● Information given

Segment Open

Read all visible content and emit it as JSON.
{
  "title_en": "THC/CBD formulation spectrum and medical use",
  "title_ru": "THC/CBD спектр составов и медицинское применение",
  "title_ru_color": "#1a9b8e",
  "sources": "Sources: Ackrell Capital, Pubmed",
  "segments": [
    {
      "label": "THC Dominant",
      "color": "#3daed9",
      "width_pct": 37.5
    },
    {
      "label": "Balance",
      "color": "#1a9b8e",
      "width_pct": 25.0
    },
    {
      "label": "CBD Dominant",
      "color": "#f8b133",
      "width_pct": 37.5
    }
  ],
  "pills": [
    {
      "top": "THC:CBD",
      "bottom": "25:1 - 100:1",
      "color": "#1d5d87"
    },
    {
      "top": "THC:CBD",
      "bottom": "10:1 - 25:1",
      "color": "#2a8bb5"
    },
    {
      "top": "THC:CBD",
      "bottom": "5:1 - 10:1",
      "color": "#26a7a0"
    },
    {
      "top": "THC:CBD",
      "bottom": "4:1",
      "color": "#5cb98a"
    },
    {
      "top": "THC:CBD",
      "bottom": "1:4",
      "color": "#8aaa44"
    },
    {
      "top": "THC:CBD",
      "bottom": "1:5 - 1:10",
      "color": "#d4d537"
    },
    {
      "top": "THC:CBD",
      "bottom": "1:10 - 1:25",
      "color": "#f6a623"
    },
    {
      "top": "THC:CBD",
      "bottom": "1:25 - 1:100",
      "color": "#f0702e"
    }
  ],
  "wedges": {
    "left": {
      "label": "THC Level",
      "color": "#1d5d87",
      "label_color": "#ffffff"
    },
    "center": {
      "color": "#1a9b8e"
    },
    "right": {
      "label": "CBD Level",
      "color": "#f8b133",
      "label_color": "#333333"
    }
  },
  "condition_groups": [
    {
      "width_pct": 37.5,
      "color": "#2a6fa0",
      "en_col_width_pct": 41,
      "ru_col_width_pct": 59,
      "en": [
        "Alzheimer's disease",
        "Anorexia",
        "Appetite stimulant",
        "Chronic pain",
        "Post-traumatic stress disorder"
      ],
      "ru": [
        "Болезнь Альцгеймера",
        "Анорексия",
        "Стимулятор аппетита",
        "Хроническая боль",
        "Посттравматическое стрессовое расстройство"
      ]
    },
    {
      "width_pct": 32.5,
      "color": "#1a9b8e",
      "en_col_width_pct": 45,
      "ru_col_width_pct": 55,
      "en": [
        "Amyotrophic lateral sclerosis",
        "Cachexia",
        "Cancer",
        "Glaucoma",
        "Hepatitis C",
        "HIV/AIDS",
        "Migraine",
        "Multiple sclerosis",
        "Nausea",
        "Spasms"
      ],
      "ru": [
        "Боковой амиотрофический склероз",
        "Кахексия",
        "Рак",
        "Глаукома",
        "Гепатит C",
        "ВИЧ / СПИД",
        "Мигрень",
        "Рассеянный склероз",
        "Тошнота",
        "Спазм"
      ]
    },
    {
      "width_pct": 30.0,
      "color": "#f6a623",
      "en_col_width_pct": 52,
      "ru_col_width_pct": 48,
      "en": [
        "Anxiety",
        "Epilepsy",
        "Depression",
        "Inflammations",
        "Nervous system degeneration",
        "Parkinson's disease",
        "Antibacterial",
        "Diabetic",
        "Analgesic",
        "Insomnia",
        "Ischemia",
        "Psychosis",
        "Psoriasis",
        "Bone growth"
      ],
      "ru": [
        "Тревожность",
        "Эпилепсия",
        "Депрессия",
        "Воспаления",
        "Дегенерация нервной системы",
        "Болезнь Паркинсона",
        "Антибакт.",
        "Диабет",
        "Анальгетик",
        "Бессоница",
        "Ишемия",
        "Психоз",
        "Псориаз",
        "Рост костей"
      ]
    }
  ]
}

Segment Closed

● Problem to solve
After the last line, print all the entries once again, unchanged.

● Answer box
Read all visible content and emit it as JSON.
{
  "title_en": "THC/CBD formulation spectrum and medical use",
  "title_ru": "THC/CBD спектр составов и медицинское применение",
  "title_ru_color": "#1a9b8e",
  "sources": "Sources: Ackrell Capital, Pubmed",
  "segments": [
    {
      "label": "THC Dominant",
      "color": "#3daed9",
      "width_pct": 37.5
    },
    {
      "label": "Balance",
      "color": "#1a9b8e",
      "width_pct": 25.0
    },
    {
      "label": "CBD Dominant",
      "color": "#f8b133",
      "width_pct": 37.5
    }
  ],
  "pills": [
    {
      "top": "THC:CBD",
      "bottom": "25:1 - 100:1",
      "color": "#1d5d87"
    },
    {
      "top": "THC:CBD",
      "bottom": "10:1 - 25:1",
      "color": "#2a8bb5"
    },
    {
      "top": "THC:CBD",
      "bottom": "5:1 - 10:1",
      "color": "#26a7a0"
    },
    {
      "top": "THC:CBD",
      "bottom": "4:1",
      "color": "#5cb98a"
    },
    {
      "top": "THC:CBD",
      "bottom": "1:4",
      "color": "#8aaa44"
    },
    {
      "top": "THC:CBD",
      "bottom": "1:5 - 1:10",
      "color": "#d4d537"
    },
    {
      "top": "THC:CBD",
      "bottom": "1:10 - 1:25",
      "color": "#f6a623"
    },
    {
      "top": "THC:CBD",
      "bottom": "1:25 - 1:100",
      "color": "#f0702e"
    }
  ],
  "wedges": {
    "left": {
      "label": "THC Level",
      "color": "#1d5d87",
      "label_color": "#ffffff"
    },
    "center": {
      "color": "#1a9b8e"
    },
    "right": {
      "label": "CBD Level",
      "color": "#f8b133",
      "label_color": "#333333"
    }
  },
  "condition_groups": [
    {
      "width_pct": 37.5,
      "color": "#2a6fa0",
      "en_col_width_pct": 41,
      "ru_col_width_pct": 59,
      "en": [
        "Alzheimer's disease",
        "Anorexia",
        "Appetite stimulant",
        "Chronic pain",
        "Post-traumatic stress disorder"
      ],
      "ru": [
        "Болезнь Альцгеймера",
        "Анорексия",
        "Стимулятор аппетита",
        "Хроническая боль",
        "Посттравматическое стрессовое расстройство"
      ]
    },
    {
      "width_pct": 32.5,
      "color": "#1a9b8e",
      "en_col_width_pct": 45,
      "ru_col_width_pct": 55,
      "en": [
        "Amyotrophic lateral sclerosis",
        "Cachexia",
        "Cancer",
        "Glaucoma",
        "Hepatitis C",
        "HIV/AIDS",
        "Migraine",
        "Multiple sclerosis",
        "Nausea",
        "Spasms"
      ],
      "ru": [
        "Боковой амиотрофический склероз",
        "Кахексия",
        "Рак",
        "Глаукома",
        "Гепатит C",
        "ВИЧ / СПИД",
        "Мигрень",
        "Рассеянный склероз",
        "Тошнота",
        "Спазм"
      ]
    },
    {
      "width_pct": 30.0,
      "color": "#f6a623",
      "en_col_width_pct": 52,
      "ru_col_width_pct": 48,
      "en": [
        "Anxiety",
        "Epilepsy",
        "Depression",
        "Inflammations",
        "Nervous system degeneration",
        "Parkinson's disease",
        "Antibacterial",
        "Diabetic",
        "Analgesic",
        "Insomnia",
        "Ischemia",
        "Psychosis",
        "Psoriasis",
        "Bone growth"
      ],
      "ru": [
        "Тревожность",
        "Эпилепсия",
        "Депрессия",
        "Воспаления",
        "Дегенерация нервной системы",
        "Болезнь Паркинсона",
        "Антибакт.",
        "Диабет",
        "Анальгетик",
        "Бессоница",
        "Ишемия",
        "Психоз",
        "Псориаз",
        "Рост костей"
      ]
    }
  ]
}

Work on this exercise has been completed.